**Given request:** Reproduce everything from the line containing "- svg-text:3: 3: [788, 483, 795, 498]" down to the line containing "- svg-text:560: 560: [897, 691, 919, 706]", switching "PDB Sensor" for "PDB Probe" and changing nothing else.

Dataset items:

##########

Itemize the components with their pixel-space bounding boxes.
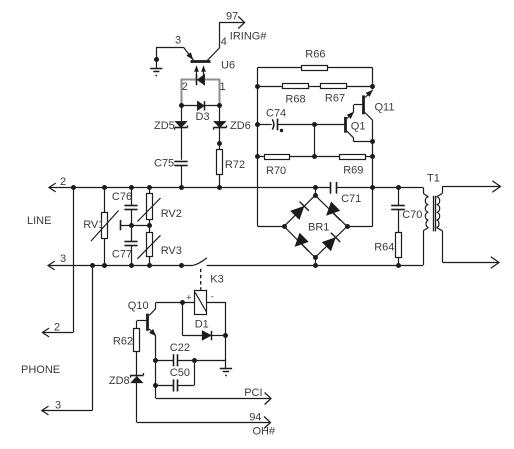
wire C75 to LINE [181, 165, 183, 187]
junction LINE2-x73 [71, 185, 76, 190]
wire C70 top [398, 188, 400, 206]
wire right column lower [372, 157, 374, 227]
wire C50 row left [156, 385, 173, 387]
wire C74 row left [258, 124, 272, 126]
wire T1 secondary bottom [442, 231, 498, 263]
wire C70-R64 [398, 209, 400, 232]
diode BR1 upper-left [291, 202, 309, 220]
wire RV2 top [149, 188, 151, 194]
svg-text:R72: R72 [225, 159, 245, 171]
wire ZD8 bottom [136, 383, 138, 423]
wire relay left [156, 302, 195, 304]
off-page connector arrow IRING# [238, 17, 244, 29]
net label OH# [253, 426, 277, 438]
svg-text:K3: K3 [210, 274, 223, 286]
wire PHONE-2 [42, 188, 73, 333]
wire D1 right [211, 335, 226, 337]
svg-text:C71: C71 [341, 193, 361, 205]
LED of U6 [197, 75, 205, 86]
svg-text:3: 3 [175, 35, 181, 47]
svg-text:R66: R66 [305, 49, 325, 61]
junction left of D3 [179, 103, 184, 108]
designator Q10 [128, 300, 149, 312]
designator Q11 [375, 102, 395, 114]
wire relay right [207, 303, 226, 361]
zener ZD6 [213, 121, 226, 129]
wire PHONE-3 [42, 265, 93, 411]
resistor R68 [283, 84, 309, 89]
relay K3 dashed link [200, 269, 202, 290]
svg-text:Q1: Q1 [351, 121, 366, 133]
wire opto box top-right [205, 79, 220, 81]
net label 94 [249, 412, 261, 424]
svg-text:R68: R68 [285, 94, 305, 106]
wire ZD5-C75 column [181, 106, 183, 160]
junction right column LINE [370, 185, 375, 190]
junction LINE3-BR1 [313, 263, 318, 268]
varistor RV1 [91, 211, 119, 242]
designator C76 [112, 191, 132, 203]
junction LINE3-C77 [129, 263, 134, 268]
wire C22 row right [178, 360, 226, 362]
transistor U6 collector [208, 48, 220, 61]
junction LINE2-C70 [396, 185, 401, 190]
svg-text:R62: R62 [113, 336, 133, 348]
ground G1 stem [154, 47, 159, 68]
svg-text:T1: T1 [427, 173, 440, 185]
junction LINE3-K3 [179, 263, 184, 268]
diode D1 [202, 331, 211, 340]
designator BR1 [308, 222, 329, 234]
designator R70 [266, 165, 286, 177]
wire R70 row left [258, 156, 265, 158]
svg-text:+: + [186, 293, 191, 303]
svg-text:C70: C70 [402, 209, 422, 221]
net label 3 (LINE) [60, 253, 66, 265]
wire PCI [156, 385, 270, 398]
wire right column mid [372, 142, 374, 157]
svg-text:4: 4 [221, 36, 227, 48]
junction LINE2-C76 [129, 185, 134, 190]
designator R68 [285, 94, 305, 106]
transistor U6 emitter [184, 47, 194, 60]
resistor R64 [396, 233, 402, 258]
svg-text:C74: C74 [266, 107, 286, 119]
transistor Q11 base bar [362, 95, 365, 114]
junction R68 row left [255, 84, 260, 89]
designator RV1 [83, 219, 104, 231]
designator T1 [427, 173, 440, 185]
wire C76-C77 [131, 209, 133, 241]
junction LINE2-C75 [179, 185, 184, 190]
off-page arrow LINE 3 [48, 261, 55, 270]
junction C74-R70 column [312, 122, 317, 127]
off-page arrow PCI [265, 393, 271, 405]
designator C22 [170, 342, 190, 354]
off-page arrow secondary top [492, 181, 500, 192]
svg-text:R64: R64 [374, 241, 394, 253]
off-page arrow secondary bottom [491, 257, 499, 268]
transistor Q10 base bar [146, 314, 149, 331]
junction R70-R69 [312, 154, 317, 159]
wire R62-ZD8 [136, 352, 138, 376]
net label 97 [226, 11, 238, 23]
svg-text:2: 2 [60, 176, 66, 188]
junction BR1 right [345, 224, 350, 229]
junction LINE3-R64 [396, 263, 401, 268]
varistor RV3 [137, 233, 160, 259]
pin label 2 [182, 81, 188, 93]
svg-text:RV3: RV3 [161, 245, 182, 257]
svg-text:C50: C50 [170, 367, 190, 379]
varistor RV2 [137, 194, 160, 222]
wire C22 row left [156, 360, 173, 362]
svg-text:2: 2 [182, 81, 188, 93]
off-page arrow LINE 2 [49, 183, 56, 192]
capacitor C77 [124, 242, 137, 246]
diode D3 [197, 101, 204, 110]
terminal bar mid [120, 220, 122, 230]
resistor R67 [321, 84, 347, 89]
wire R72 to LINE [219, 174, 221, 187]
designator ZD8 [109, 375, 130, 387]
svg-text:1: 1 [220, 81, 226, 93]
svg-text:RV1: RV1 [83, 219, 104, 231]
transistor Q10 emitter [149, 329, 156, 360]
svg-text:U6: U6 [221, 60, 235, 72]
wire mid row [120, 225, 149, 227]
svg-text:C75: C75 [154, 157, 174, 169]
transistor Q1 collector [347, 131, 373, 142]
designator C70 [402, 209, 422, 221]
pin label 1 [220, 81, 226, 93]
designator Q1 [351, 121, 366, 133]
wire center column [314, 125, 316, 157]
svg-text:97: 97 [226, 11, 238, 23]
wire R69 right [366, 156, 373, 158]
svg-text:ZD8: ZD8 [109, 375, 130, 387]
wire left column to BR1 [258, 226, 284, 228]
pin label 3 [175, 35, 181, 47]
wire C76 top [131, 188, 133, 206]
capacitor C50 [174, 379, 178, 391]
wire R66 row left [258, 67, 302, 69]
wire D1 left [182, 303, 202, 336]
designator D3 [196, 111, 210, 123]
diode BR1 lower-right [322, 233, 340, 251]
designator C74 [266, 107, 286, 119]
resistor R69 [340, 155, 366, 160]
off-page arrow PHONE 3 [42, 406, 49, 415]
svg-text:C77: C77 [112, 248, 132, 260]
wire left column lower [257, 86, 259, 226]
resistor R66 [302, 66, 328, 71]
junction right of D3 [217, 103, 222, 108]
transformer T1 primary winding [423, 193, 428, 230]
wire D3 row [181, 105, 220, 107]
svg-text:PCI: PCI [244, 387, 262, 399]
wire R64 bottom [398, 257, 400, 265]
net name LINE [27, 215, 51, 227]
junction D1 right [223, 333, 228, 338]
designator RV3 [161, 245, 182, 257]
net name PHONE [21, 364, 60, 376]
svg-text:BR1: BR1 [308, 222, 329, 234]
junction LINE3-x92 [90, 263, 95, 268]
wire right column to BR1 [347, 226, 373, 228]
opto arrow 2 [202, 66, 206, 75]
wire opto box left [181, 79, 183, 106]
junction mid-C column [129, 223, 134, 228]
net label 3 (PHONE) [55, 400, 61, 412]
transformer T1 core [434, 196, 436, 232]
wire right column upper [372, 68, 374, 90]
svg-text:R67: R67 [325, 92, 345, 104]
wire left column upper [257, 68, 259, 87]
junction LINE2-BR1 [313, 185, 318, 190]
wire LINE-3 right [207, 265, 424, 267]
transistor Q11 collector [365, 113, 373, 142]
wire R69 left [315, 156, 340, 158]
svg-text:C76: C76 [112, 191, 132, 203]
designator R62 [113, 336, 133, 348]
svg-text:R69: R69 [343, 165, 363, 177]
capacitor C74 [272, 119, 283, 133]
junction C22 left [153, 358, 158, 363]
wire opto box right [219, 79, 221, 106]
capacitor C70 [391, 206, 405, 210]
wire BR1 bottom stem [315, 258, 317, 266]
resistor R62 [134, 329, 140, 352]
junction Q1 collector [370, 139, 375, 144]
wire C50 row right [178, 360, 195, 385]
junction LINE3-RV1 [102, 263, 107, 268]
wire R70-R69 [290, 156, 315, 158]
svg-text:2: 2 [54, 322, 60, 334]
transformer T1 secondary winding [437, 193, 443, 230]
net label 2 (LINE) [60, 176, 66, 188]
diode BR1 upper-right [327, 202, 341, 220]
wire LINE-2 right [337, 187, 423, 189]
off-page arrow PHONE 2 [42, 328, 49, 337]
svg-text:R70: R70 [266, 165, 286, 177]
svg-text:OH#: OH# [253, 426, 277, 438]
wire Q10 emitter column [155, 360, 157, 385]
junction BR1 bottom [313, 255, 318, 260]
designator R66 [305, 49, 325, 61]
capacitor C71 [331, 182, 337, 194]
wire R66 row right [328, 67, 373, 69]
wire C77 bottom [131, 246, 133, 265]
designator C50 [170, 367, 190, 379]
wire R67 row right [347, 86, 373, 88]
wire RV3 bottom [149, 256, 151, 265]
wire T1 secondary top [442, 186, 499, 193]
svg-text:RV2: RV2 [161, 208, 182, 220]
designator RV2 [161, 208, 182, 220]
junction R67 row right [370, 84, 375, 89]
transistor Q1 base bar [344, 117, 347, 133]
resistor R70 [265, 155, 290, 160]
wire LINE-2 left [49, 187, 330, 189]
junction BR1 top [313, 193, 318, 198]
capacitor C75 [174, 162, 187, 166]
svg-text:ZD5: ZD5 [154, 120, 175, 132]
designator C77 [112, 248, 132, 260]
junction relay left [180, 300, 185, 305]
wire RV1 top [104, 188, 106, 213]
wire IRING horizontal [220, 22, 244, 24]
junction LINE2-R72 [217, 185, 222, 190]
wire T1 primary bottom [423, 231, 425, 265]
wire RV2-RV3 [149, 219, 151, 232]
pin label 4 [221, 36, 227, 48]
designator D1 [195, 319, 209, 331]
net label IRING# [230, 31, 268, 43]
wire RV1 bottom [104, 238, 106, 265]
net label 2 (PHONE) [54, 322, 60, 334]
svg-text:3: 3 [60, 253, 66, 265]
svg-text:IRING#: IRING# [230, 31, 268, 43]
svg-text:D3: D3 [196, 111, 210, 123]
svg-text:D1: D1 [195, 319, 209, 331]
junction BR1 left [282, 224, 287, 229]
svg-text:94: 94 [249, 412, 261, 424]
relay K3 switch blade [193, 258, 207, 265]
zener ZD8 [130, 373, 143, 383]
junction mid-RV column [147, 223, 152, 228]
junction LINE2-RV2 [147, 185, 152, 190]
diode BR1 lower-left [295, 233, 309, 251]
ground G2 stem [225, 360, 227, 368]
zener ZD5 [175, 121, 188, 129]
svg-text:C22: C22 [170, 342, 190, 354]
wire opto box top-left [181, 79, 196, 81]
ground G1 bars [150, 69, 162, 76]
designator R67 [325, 92, 345, 104]
opto arrow 1 [195, 66, 199, 75]
designator ZD5 [154, 120, 175, 132]
wire ZD6 top [219, 106, 221, 150]
wire T1 primary top [423, 188, 425, 194]
wire LINE-3 left [48, 265, 193, 267]
wire U6 pin3 [156, 47, 183, 49]
junction C74 row left [255, 122, 260, 127]
svg-text:-: - [211, 292, 214, 302]
wire OH# [137, 422, 269, 424]
svg-text:Q10: Q10 [128, 300, 149, 312]
svg-text:ZD6: ZD6 [230, 120, 251, 132]
designator R69 [343, 165, 363, 177]
wire R68-R67 [309, 86, 321, 88]
wire R68 row left [258, 86, 283, 88]
designator C75 [154, 157, 174, 169]
designator R64 [374, 241, 394, 253]
designator C71 [341, 193, 361, 205]
svg-text:Q11: Q11 [375, 102, 395, 114]
relay K3 coil [195, 291, 207, 315]
wire C74 to Q1 base [278, 124, 345, 126]
capacitor C76 [124, 206, 137, 210]
transistor Q1 emitter [347, 105, 364, 119]
junction R70 row left [255, 154, 260, 159]
ground G2 bars [220, 369, 232, 376]
junction LINE3-RV3 [147, 263, 152, 268]
junction ZD6-R72 [217, 141, 222, 146]
designator R72 [225, 159, 245, 171]
wire Q10 base [137, 321, 147, 329]
designator ZD6 [230, 120, 251, 132]
off-page arrow OH# [264, 417, 270, 429]
relay plus mark [186, 293, 191, 303]
bridge BR1 diamond [284, 195, 347, 257]
junction C22-C50 riser [192, 358, 197, 363]
junction LINE2-RV1 [102, 185, 107, 190]
svg-text:3: 3 [55, 400, 61, 412]
designator K3 [210, 274, 223, 286]
wire BR1 top stem [315, 188, 317, 196]
junction R69 right [370, 154, 375, 159]
capacitor C22 [174, 354, 178, 366]
transistor Q10 collector [149, 303, 156, 316]
net label PCI [244, 387, 262, 399]
junction C50 left [153, 383, 158, 388]
svg-text:LINE: LINE [27, 215, 51, 227]
transistor U6 base bar [191, 60, 211, 63]
resistor R72 [217, 150, 223, 175]
wire U6 collector to IRING [219, 22, 221, 47]
svg-text:PHONE: PHONE [21, 364, 60, 376]
designator U6 [221, 60, 235, 72]
relay minus mark [211, 292, 214, 302]
transistor Q11 emitter [365, 90, 373, 97]
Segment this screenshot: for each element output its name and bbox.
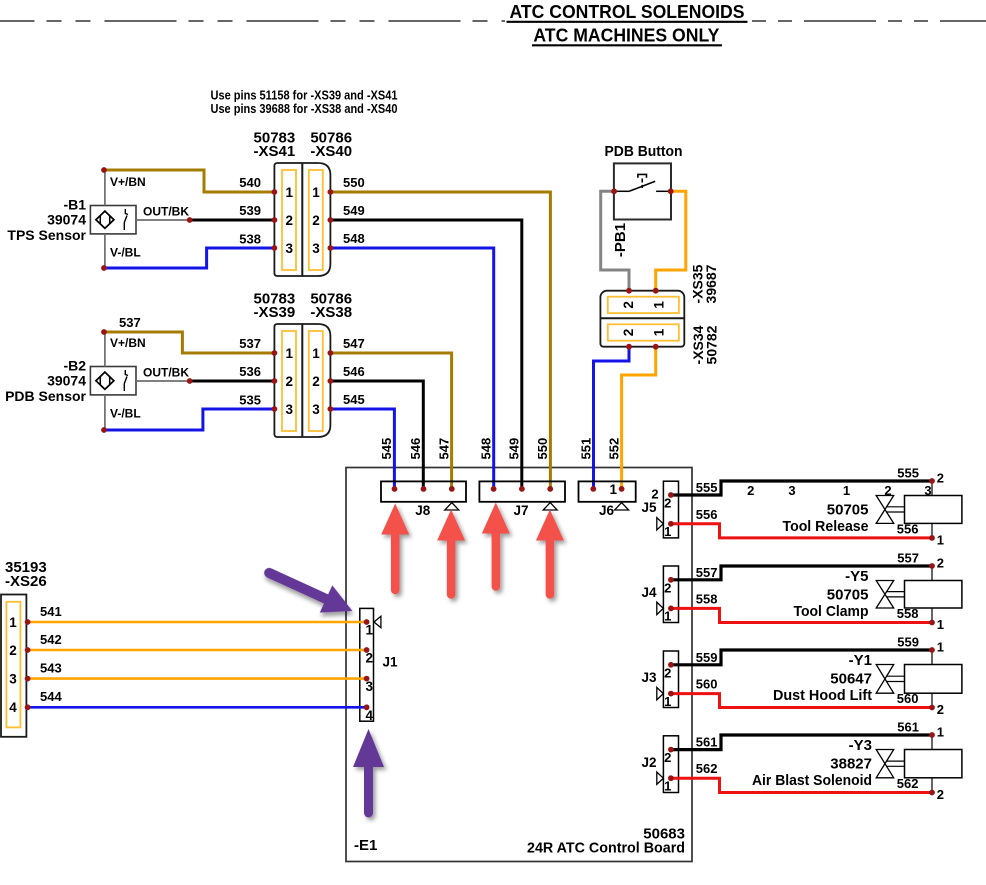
- svg-text:3: 3: [788, 483, 795, 498]
- svg-text:548: 548: [479, 438, 494, 460]
- svg-text:562: 562: [897, 776, 919, 791]
- svg-text:PDB Sensor: PDB Sensor: [5, 388, 86, 404]
- svg-text:547: 547: [343, 336, 365, 351]
- svg-text:J5: J5: [641, 500, 657, 515]
- svg-text:557: 557: [696, 565, 718, 580]
- svg-text:1: 1: [366, 623, 374, 638]
- svg-text:557: 557: [897, 551, 919, 566]
- svg-text:2: 2: [285, 213, 293, 228]
- svg-text:550: 550: [343, 175, 365, 190]
- svg-text:OUT/BK: OUT/BK: [143, 205, 189, 219]
- svg-text:3: 3: [312, 241, 320, 256]
- svg-text:549: 549: [343, 203, 365, 218]
- svg-text:-XS40: -XS40: [310, 143, 352, 160]
- svg-text:J3: J3: [641, 670, 657, 685]
- svg-text:V-/BL: V-/BL: [110, 407, 141, 421]
- svg-text:2: 2: [664, 580, 671, 595]
- svg-text:537: 537: [119, 315, 141, 330]
- svg-text:1: 1: [609, 482, 617, 497]
- svg-text:2: 2: [937, 702, 944, 717]
- svg-text:559: 559: [897, 635, 919, 650]
- svg-text:-PB1: -PB1: [612, 223, 629, 257]
- svg-text:1: 1: [9, 615, 17, 630]
- svg-text:560: 560: [897, 691, 919, 706]
- svg-text:J7: J7: [513, 503, 528, 518]
- svg-text:556: 556: [897, 521, 919, 536]
- svg-text:OUT/BK: OUT/BK: [143, 366, 189, 380]
- svg-text:552: 552: [606, 438, 621, 460]
- svg-text:-E1: -E1: [354, 837, 377, 854]
- svg-text:3: 3: [924, 483, 931, 498]
- svg-text:548: 548: [343, 231, 365, 246]
- svg-text:555: 555: [897, 466, 919, 481]
- svg-text:2: 2: [937, 556, 944, 571]
- svg-text:549: 549: [507, 438, 522, 460]
- svg-text:1: 1: [664, 524, 671, 539]
- svg-text:538: 538: [239, 232, 261, 247]
- svg-text:546: 546: [343, 364, 365, 379]
- svg-text:1: 1: [312, 185, 320, 200]
- svg-text:546: 546: [408, 438, 423, 460]
- svg-text:38827: 38827: [830, 756, 872, 773]
- svg-text:2: 2: [664, 496, 671, 511]
- svg-text:550: 550: [535, 438, 550, 460]
- svg-text:558: 558: [696, 591, 718, 606]
- svg-text:2: 2: [621, 301, 636, 309]
- svg-text:-B1: -B1: [63, 197, 86, 213]
- svg-text:2: 2: [9, 643, 17, 658]
- svg-text:-XS38: -XS38: [310, 304, 352, 321]
- svg-text:545: 545: [343, 392, 365, 407]
- svg-text:V+/BN: V+/BN: [110, 175, 146, 189]
- svg-text:1: 1: [664, 694, 671, 709]
- svg-text:-B2: -B2: [63, 358, 86, 374]
- svg-text:J1: J1: [383, 655, 399, 670]
- svg-text:2: 2: [312, 213, 320, 228]
- svg-text:543: 543: [40, 661, 62, 676]
- svg-text:2: 2: [937, 471, 944, 486]
- svg-text:2: 2: [366, 651, 374, 666]
- svg-text:562: 562: [696, 761, 718, 776]
- svg-text:2: 2: [621, 329, 636, 337]
- svg-text:J8: J8: [415, 503, 431, 518]
- svg-text:24R ATC Control Board: 24R ATC Control Board: [527, 840, 685, 857]
- svg-text:ATC MACHINES ONLY: ATC MACHINES ONLY: [533, 25, 720, 46]
- svg-text:-Y1: -Y1: [849, 652, 872, 669]
- svg-text:560: 560: [696, 677, 718, 692]
- svg-text:558: 558: [897, 606, 919, 621]
- svg-text:1: 1: [651, 301, 666, 309]
- svg-text:3: 3: [285, 402, 293, 417]
- svg-text:TPS Sensor: TPS Sensor: [7, 227, 86, 243]
- svg-text:1: 1: [843, 483, 850, 498]
- svg-text:556: 556: [696, 507, 718, 522]
- svg-text:50705: 50705: [827, 502, 869, 519]
- svg-text:3: 3: [9, 671, 17, 686]
- svg-text:540: 540: [239, 175, 261, 190]
- svg-text:Tool Release: Tool Release: [783, 518, 869, 535]
- svg-text:551: 551: [578, 438, 593, 460]
- svg-text:547: 547: [436, 438, 451, 460]
- svg-text:3: 3: [312, 402, 320, 417]
- svg-text:1: 1: [664, 779, 671, 794]
- svg-text:50782: 50782: [704, 325, 720, 364]
- svg-text:559: 559: [696, 650, 718, 665]
- svg-text:1: 1: [937, 617, 944, 632]
- svg-text:555: 555: [696, 480, 718, 495]
- svg-text:ATC CONTROL SOLENOIDS: ATC CONTROL SOLENOIDS: [510, 1, 745, 22]
- svg-text:J4: J4: [641, 585, 657, 600]
- svg-text:-XS26: -XS26: [5, 573, 47, 590]
- svg-text:2: 2: [884, 483, 891, 498]
- svg-text:537: 537: [239, 336, 261, 351]
- svg-text:2: 2: [312, 374, 320, 389]
- svg-text:1: 1: [664, 609, 671, 624]
- svg-text:V-/BL: V-/BL: [110, 246, 141, 260]
- svg-text:542: 542: [40, 632, 62, 647]
- svg-text:-Y5: -Y5: [845, 568, 868, 585]
- svg-text:39074: 39074: [47, 373, 86, 389]
- svg-text:541: 541: [40, 604, 62, 619]
- svg-text:PDB Button: PDB Button: [605, 143, 683, 160]
- svg-text:2: 2: [747, 483, 754, 498]
- svg-text:536: 536: [239, 364, 261, 379]
- svg-text:1: 1: [937, 532, 944, 547]
- svg-text:561: 561: [897, 720, 919, 735]
- svg-text:39074: 39074: [47, 212, 86, 228]
- svg-text:545: 545: [379, 438, 394, 460]
- svg-text:J6: J6: [599, 503, 615, 518]
- svg-text:1: 1: [312, 346, 320, 361]
- svg-text:544: 544: [40, 689, 62, 704]
- svg-text:561: 561: [696, 735, 718, 750]
- svg-text:-Y3: -Y3: [849, 737, 872, 754]
- svg-text:4: 4: [366, 708, 374, 723]
- svg-text:3: 3: [285, 241, 293, 256]
- svg-text:2: 2: [664, 665, 671, 680]
- svg-text:V+/BN: V+/BN: [110, 336, 146, 350]
- svg-text:Air Blast Solenoid: Air Blast Solenoid: [752, 772, 872, 789]
- svg-text:2: 2: [651, 486, 658, 501]
- svg-text:J2: J2: [641, 755, 656, 770]
- svg-text:4: 4: [9, 700, 17, 715]
- svg-text:Use pins 51158 for -XS39 and -: Use pins 51158 for -XS39 and -XS41: [211, 88, 398, 102]
- svg-text:Use pins 39688 for -XS38 and -: Use pins 39688 for -XS38 and -XS40: [211, 102, 398, 116]
- svg-text:39687: 39687: [703, 264, 719, 303]
- svg-text:1: 1: [651, 328, 666, 336]
- svg-text:-XS41: -XS41: [254, 143, 296, 160]
- svg-text:2: 2: [285, 374, 293, 389]
- svg-text:2: 2: [664, 750, 671, 765]
- svg-text:1: 1: [937, 640, 944, 655]
- svg-text:1: 1: [285, 346, 293, 361]
- svg-text:1: 1: [285, 185, 293, 200]
- svg-text:50705: 50705: [827, 587, 869, 604]
- svg-text:3: 3: [366, 679, 374, 694]
- svg-text:Dust Hood Lift: Dust Hood Lift: [773, 687, 872, 704]
- svg-text:2: 2: [937, 787, 944, 802]
- svg-text:50647: 50647: [830, 671, 872, 688]
- svg-text:Tool Clamp: Tool Clamp: [794, 603, 869, 620]
- svg-text:1: 1: [937, 725, 944, 740]
- svg-text:535: 535: [239, 393, 261, 408]
- svg-text:539: 539: [239, 203, 261, 218]
- svg-text:-XS39: -XS39: [254, 304, 296, 321]
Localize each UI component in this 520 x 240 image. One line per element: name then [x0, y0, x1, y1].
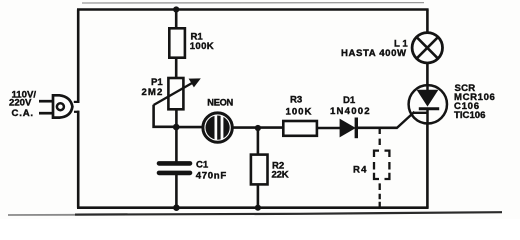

##########

**Final result:**
- svg-text:3: 3: [788, 483, 795, 498]
- svg-text:548: 548: [479, 438, 494, 460]
- svg-text:562: 562: [897, 776, 919, 791]
- svg-text:PDB Probe: PDB Probe: [5, 388, 86, 404]
- svg-text:547: 547: [343, 336, 365, 351]
- svg-text:J5: J5: [641, 500, 657, 515]
- svg-text:557: 557: [696, 565, 718, 580]
- svg-text:1: 1: [366, 623, 374, 638]
- svg-text:557: 557: [897, 551, 919, 566]
- svg-text:2: 2: [285, 213, 293, 228]
- svg-text:550: 550: [343, 175, 365, 190]
- svg-text:OUT/BK: OUT/BK: [143, 205, 189, 219]
- svg-text:3: 3: [312, 241, 320, 256]
- svg-text:549: 549: [343, 203, 365, 218]
- svg-text:-XS40: -XS40: [310, 143, 352, 160]
- svg-text:J3: J3: [641, 670, 657, 685]
- svg-text:V-/BL: V-/BL: [110, 407, 141, 421]
- svg-text:2: 2: [664, 580, 671, 595]
- svg-text:537: 537: [119, 315, 141, 330]
- svg-text:1: 1: [609, 482, 617, 497]
- svg-text:2: 2: [937, 702, 944, 717]
- svg-text:559: 559: [897, 635, 919, 650]
- svg-text:-PB1: -PB1: [612, 223, 629, 257]
- svg-text:1: 1: [9, 615, 17, 630]
- svg-text:560: 560: [897, 691, 919, 706]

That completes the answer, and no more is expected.